== EXERCISE DIRECTIONS ==
Write out each line of the material below once more, exactly as it appears.
▬▬▬▬▬▬▬▬▬▬
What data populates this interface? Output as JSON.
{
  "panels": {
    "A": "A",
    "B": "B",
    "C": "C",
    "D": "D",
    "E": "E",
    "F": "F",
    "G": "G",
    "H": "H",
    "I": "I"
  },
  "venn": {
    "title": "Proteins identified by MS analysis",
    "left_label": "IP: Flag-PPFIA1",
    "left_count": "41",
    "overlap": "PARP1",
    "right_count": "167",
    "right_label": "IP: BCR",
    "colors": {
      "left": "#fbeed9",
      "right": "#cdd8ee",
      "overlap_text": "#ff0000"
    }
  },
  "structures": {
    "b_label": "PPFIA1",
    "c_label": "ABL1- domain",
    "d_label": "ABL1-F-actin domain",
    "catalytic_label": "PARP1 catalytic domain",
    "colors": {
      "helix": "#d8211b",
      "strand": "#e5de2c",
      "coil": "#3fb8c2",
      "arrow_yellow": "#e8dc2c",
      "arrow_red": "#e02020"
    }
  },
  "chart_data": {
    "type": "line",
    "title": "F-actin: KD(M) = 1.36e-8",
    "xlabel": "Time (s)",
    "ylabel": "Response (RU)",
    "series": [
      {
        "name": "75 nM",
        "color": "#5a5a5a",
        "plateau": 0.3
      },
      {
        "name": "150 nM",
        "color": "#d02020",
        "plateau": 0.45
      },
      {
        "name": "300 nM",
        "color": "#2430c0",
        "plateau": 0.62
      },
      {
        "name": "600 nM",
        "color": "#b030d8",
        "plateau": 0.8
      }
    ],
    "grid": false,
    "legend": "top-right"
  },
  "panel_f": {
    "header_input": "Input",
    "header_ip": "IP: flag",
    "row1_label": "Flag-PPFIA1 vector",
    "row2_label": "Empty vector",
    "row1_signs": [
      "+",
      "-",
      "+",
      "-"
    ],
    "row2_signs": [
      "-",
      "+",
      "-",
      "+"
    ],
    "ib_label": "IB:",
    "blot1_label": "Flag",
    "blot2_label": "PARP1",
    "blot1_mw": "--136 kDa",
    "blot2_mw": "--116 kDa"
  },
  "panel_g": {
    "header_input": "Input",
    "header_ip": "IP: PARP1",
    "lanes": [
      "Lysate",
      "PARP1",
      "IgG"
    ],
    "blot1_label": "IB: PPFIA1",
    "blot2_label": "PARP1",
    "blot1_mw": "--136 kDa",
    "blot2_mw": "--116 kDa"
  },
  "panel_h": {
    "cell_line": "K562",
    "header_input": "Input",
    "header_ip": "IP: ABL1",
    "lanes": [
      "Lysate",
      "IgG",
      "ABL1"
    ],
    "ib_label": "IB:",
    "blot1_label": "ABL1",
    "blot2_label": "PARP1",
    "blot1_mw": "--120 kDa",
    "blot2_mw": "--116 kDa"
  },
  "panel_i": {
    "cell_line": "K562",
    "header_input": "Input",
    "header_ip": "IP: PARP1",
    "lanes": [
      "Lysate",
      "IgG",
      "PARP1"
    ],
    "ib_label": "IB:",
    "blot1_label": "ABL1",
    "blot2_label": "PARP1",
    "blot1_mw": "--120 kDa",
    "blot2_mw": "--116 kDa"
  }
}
▬▬▬▬▬▬▬▬▬▬
== SOLUTION TO THIS TASK ==
What data populates this interface? Output as JSON.
{
  "panels": {
    "A": "A",
    "B": "B",
    "C": "C",
    "D": "D",
    "E": "E",
    "F": "F",
    "G": "G",
    "H": "H",
    "I": "I"
  },
  "venn": {
    "title": "Proteins identified by MS analysis",
    "left_label": "IP: Flag-PPFIA1",
    "left_count": "41",
    "overlap": "PARP1",
    "right_count": "167",
    "right_label": "IP: BCR",
    "colors": {
      "left": "#fbeed9",
      "right": "#cdd8ee",
      "overlap_text": "#ff0000"
    }
  },
  "structures": {
    "b_label": "PPFIA1",
    "c_label": "ABL1- domain",
    "d_label": "ABL1-F-actin domain",
    "catalytic_label": "PARP1 catalytic domain",
    "colors": {
      "helix": "#d8211b",
      "strand": "#e5de2c",
      "coil": "#3fb8c2",
      "arrow_yellow": "#e8dc2c",
      "arrow_red": "#e02020"
    }
  },
  "chart_data": {
    "type": "line",
    "title": "F-actin: KD(M) = 1.36e-8",
    "xlabel": "Time (s)",
    "ylabel": "Response (RU)",
    "series": [
      {
        "name": "75 nM",
        "color": "#5a5a5a",
        "plateau": 0.3
      },
      {
        "name": "150 nM",
        "color": "#d02020",
        "plateau": 0.45
      },
      {
        "name": "300 nM",
        "color": "#2430c0",
        "plateau": 0.62
      },
      {
        "name": "600 nM",
        "color": "#b030d8",
        "plateau": 0.8
      }
    ],
    "grid": false,
    "legend": "top-right"
  },
  "panel_f": {
    "header_input": "Input",
    "header_ip": "IP: flag",
    "row1_label": "Flag-PPFIA1 vector",
    "row2_label": "Empty vector",
    "row1_signs": [
      "+",
      "-",
      "+",
      "-"
    ],
    "row2_signs": [
      "-",
      "+",
      "-",
      "+"
    ],
    "ib_label": "IB:",
    "blot1_label": "Flag",
    "blot2_label": "PARP1",
    "blot1_mw": "--136 kDa",
    "blot2_mw": "--116 kDa"
  },
  "panel_g": {
    "header_input": "Input",
    "header_ip": "IP: PARP1",
    "lanes": [
      "Lysate",
      "PARP1",
      "IgG"
    ],
    "blot1_label": "IB: PPFIA1",
    "blot2_label": "PARP1",
    "blot1_mw": "--136 kDa",
    "blot2_mw": "--116 kDa"
  },
  "panel_h": {
    "cell_line": "K562",
    "header_input": "Input",
    "header_ip": "IP: ABL1",
    "lanes": [
      "Lysate",
      "IgG",
      "ABL1"
    ],
    "ib_label": "IB:",
    "blot1_label": "ABL1",
    "blot2_label": "PARP1",
    "blot1_mw": "--120 kDa",
    "blot2_mw": "--116 kDa"
  },
  "panel_i": {
    "cell_line": "K562",
    "header_input": "Input",
    "header_ip": "IP: PARP1",
    "lanes": [
      "Lysate",
      "IgG",
      "PARP1"
    ],
    "ib_label": "IB:",
    "blot1_label": "ABL1",
    "blot2_label": "PARP1",
    "blot1_mw": "--120 kDa",
    "blot2_mw": "--116 kDa"
  }
}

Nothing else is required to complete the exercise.